- _Exercise_
Without the pictures, repeat the listing character for character.

[start of Data records]

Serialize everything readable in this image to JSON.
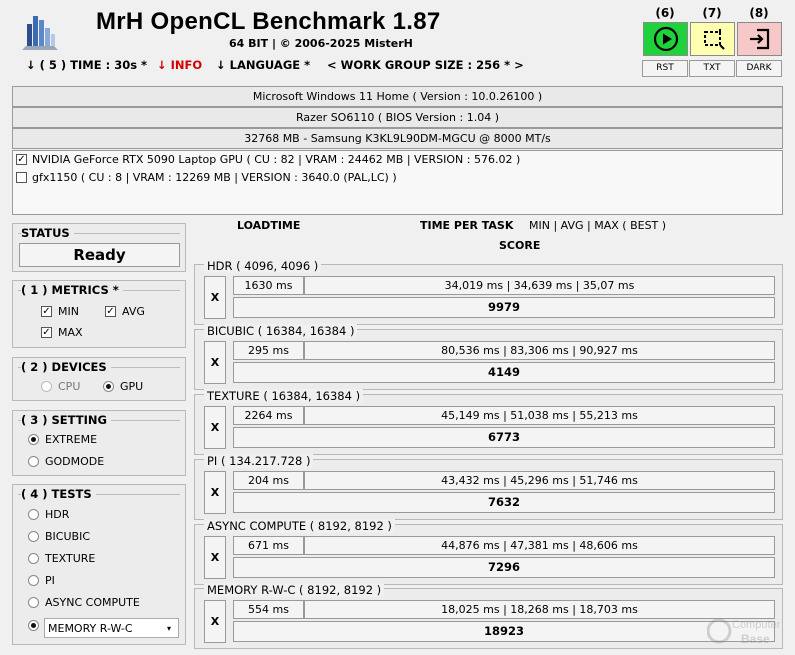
{
  "header": {
    "title": "MrH OpenCL Benchmark 1.87",
    "subtitle": "64 BIT | ©  2006-2025 MisterH",
    "logo_icon": "building-bars-logo"
  },
  "menu": {
    "time": "↓ ( 5 ) TIME : 30s *",
    "info": "↓ INFO",
    "language": "↓ LANGUAGE *",
    "work_group": "< WORK GROUP SIZE : 256 * >"
  },
  "toolbar": {
    "run": {
      "num": "(6)",
      "label": "RST",
      "icon": "play-circle-icon",
      "bg": "#1fd13a"
    },
    "txt": {
      "num": "(7)",
      "label": "TXT",
      "icon": "crop-select-icon",
      "bg": "#ffffb0"
    },
    "dark": {
      "num": "(8)",
      "label": "DARK",
      "icon": "exit-door-icon",
      "bg": "#f7c8c8"
    }
  },
  "system": {
    "os": "Microsoft Windows 11 Home ( Version : 10.0.26100 )",
    "board": "Razer SO6110 ( BIOS Version : 1.04 )",
    "memory": "32768 MB - Samsung K3KL9L90DM-MGCU     @ 8000 MT/s"
  },
  "gpus": [
    {
      "label": "NVIDIA GeForce RTX 5090 Laptop GPU ( CU : 82 | VRAM : 24462 MB | VERSION : 576.02 )",
      "checked": true
    },
    {
      "label": "gfx1150 ( CU : 8 | VRAM : 12269 MB | VERSION : 3640.0 (PAL,LC) )",
      "checked": false
    }
  ],
  "status": {
    "title": "STATUS",
    "value": "Ready"
  },
  "metrics": {
    "title": "( 1 ) METRICS *",
    "min": "MIN",
    "avg": "AVG",
    "max": "MAX"
  },
  "devices": {
    "title": "( 2 ) DEVICES",
    "cpu": "CPU",
    "gpu": "GPU"
  },
  "setting": {
    "title": "( 3 ) SETTING",
    "extreme": "EXTREME",
    "godmode": "GODMODE"
  },
  "tests": {
    "title": "( 4 ) TESTS",
    "items": [
      "HDR",
      "BICUBIC",
      "TEXTURE",
      "PI",
      "ASYNC COMPUTE"
    ],
    "selected": "MEMORY R-W-C"
  },
  "columns": {
    "loadtime": "LOADTIME",
    "time_per_task": "TIME PER TASK",
    "legend": "MIN | AVG | MAX ( BEST )",
    "score": "SCORE"
  },
  "results": [
    {
      "name": "HDR ( 4096, 4096 )",
      "x": "X",
      "load": "1630 ms",
      "times": "34,019 ms | 34,639 ms | 35,07 ms",
      "score": "9979"
    },
    {
      "name": "BICUBIC ( 16384, 16384 )",
      "x": "X",
      "load": "295 ms",
      "times": "80,536 ms | 83,306 ms | 90,927 ms",
      "score": "4149"
    },
    {
      "name": "TEXTURE ( 16384, 16384 )",
      "x": "X",
      "load": "2264 ms",
      "times": "45,149 ms | 51,038 ms | 55,213 ms",
      "score": "6773"
    },
    {
      "name": "PI ( 134.217.728 )",
      "x": "X",
      "load": "204 ms",
      "times": "43,432 ms | 45,296 ms | 51,746 ms",
      "score": "7632"
    },
    {
      "name": "ASYNC COMPUTE ( 8192, 8192 )",
      "x": "X",
      "load": "671 ms",
      "times": "44,876 ms | 47,381 ms | 48,606 ms",
      "score": "7296"
    },
    {
      "name": "MEMORY R-W-C ( 8192, 8192 )",
      "x": "X",
      "load": "554 ms",
      "times": "18,025 ms | 18,268 ms | 18,703 ms",
      "score": "18923"
    }
  ],
  "watermark": {
    "line1": "Computer",
    "line2": "Base"
  }
}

[end of Data records]

- _Answer to the exercise_
Serialize everything readable in this image to JSON.
{
  "header": {
    "title": "MrH OpenCL Benchmark 1.87",
    "subtitle": "64 BIT | ©  2006-2025 MisterH",
    "logo_icon": "building-bars-logo"
  },
  "menu": {
    "time": "↓ ( 5 ) TIME : 30s *",
    "info": "↓ INFO",
    "language": "↓ LANGUAGE *",
    "work_group": "< WORK GROUP SIZE : 256 * >"
  },
  "toolbar": {
    "run": {
      "num": "(6)",
      "label": "RST",
      "icon": "play-circle-icon",
      "bg": "#1fd13a"
    },
    "txt": {
      "num": "(7)",
      "label": "TXT",
      "icon": "crop-select-icon",
      "bg": "#ffffb0"
    },
    "dark": {
      "num": "(8)",
      "label": "DARK",
      "icon": "exit-door-icon",
      "bg": "#f7c8c8"
    }
  },
  "system": {
    "os": "Microsoft Windows 11 Home ( Version : 10.0.26100 )",
    "board": "Razer SO6110 ( BIOS Version : 1.04 )",
    "memory": "32768 MB - Samsung K3KL9L90DM-MGCU     @ 8000 MT/s"
  },
  "gpus": [
    {
      "label": "NVIDIA GeForce RTX 5090 Laptop GPU ( CU : 82 | VRAM : 24462 MB | VERSION : 576.02 )",
      "checked": true
    },
    {
      "label": "gfx1150 ( CU : 8 | VRAM : 12269 MB | VERSION : 3640.0 (PAL,LC) )",
      "checked": false
    }
  ],
  "status": {
    "title": "STATUS",
    "value": "Ready"
  },
  "metrics": {
    "title": "( 1 ) METRICS *",
    "min": "MIN",
    "avg": "AVG",
    "max": "MAX"
  },
  "devices": {
    "title": "( 2 ) DEVICES",
    "cpu": "CPU",
    "gpu": "GPU"
  },
  "setting": {
    "title": "( 3 ) SETTING",
    "extreme": "EXTREME",
    "godmode": "GODMODE"
  },
  "tests": {
    "title": "( 4 ) TESTS",
    "items": [
      "HDR",
      "BICUBIC",
      "TEXTURE",
      "PI",
      "ASYNC COMPUTE"
    ],
    "selected": "MEMORY R-W-C"
  },
  "columns": {
    "loadtime": "LOADTIME",
    "time_per_task": "TIME PER TASK",
    "legend": "MIN | AVG | MAX ( BEST )",
    "score": "SCORE"
  },
  "results": [
    {
      "name": "HDR ( 4096, 4096 )",
      "x": "X",
      "load": "1630 ms",
      "times": "34,019 ms | 34,639 ms | 35,07 ms",
      "score": "9979"
    },
    {
      "name": "BICUBIC ( 16384, 16384 )",
      "x": "X",
      "load": "295 ms",
      "times": "80,536 ms | 83,306 ms | 90,927 ms",
      "score": "4149"
    },
    {
      "name": "TEXTURE ( 16384, 16384 )",
      "x": "X",
      "load": "2264 ms",
      "times": "45,149 ms | 51,038 ms | 55,213 ms",
      "score": "6773"
    },
    {
      "name": "PI ( 134.217.728 )",
      "x": "X",
      "load": "204 ms",
      "times": "43,432 ms | 45,296 ms | 51,746 ms",
      "score": "7632"
    },
    {
      "name": "ASYNC COMPUTE ( 8192, 8192 )",
      "x": "X",
      "load": "671 ms",
      "times": "44,876 ms | 47,381 ms | 48,606 ms",
      "score": "7296"
    },
    {
      "name": "MEMORY R-W-C ( 8192, 8192 )",
      "x": "X",
      "load": "554 ms",
      "times": "18,025 ms | 18,268 ms | 18,703 ms",
      "score": "18923"
    }
  ],
  "watermark": {
    "line1": "Computer",
    "line2": "Base"
  }
}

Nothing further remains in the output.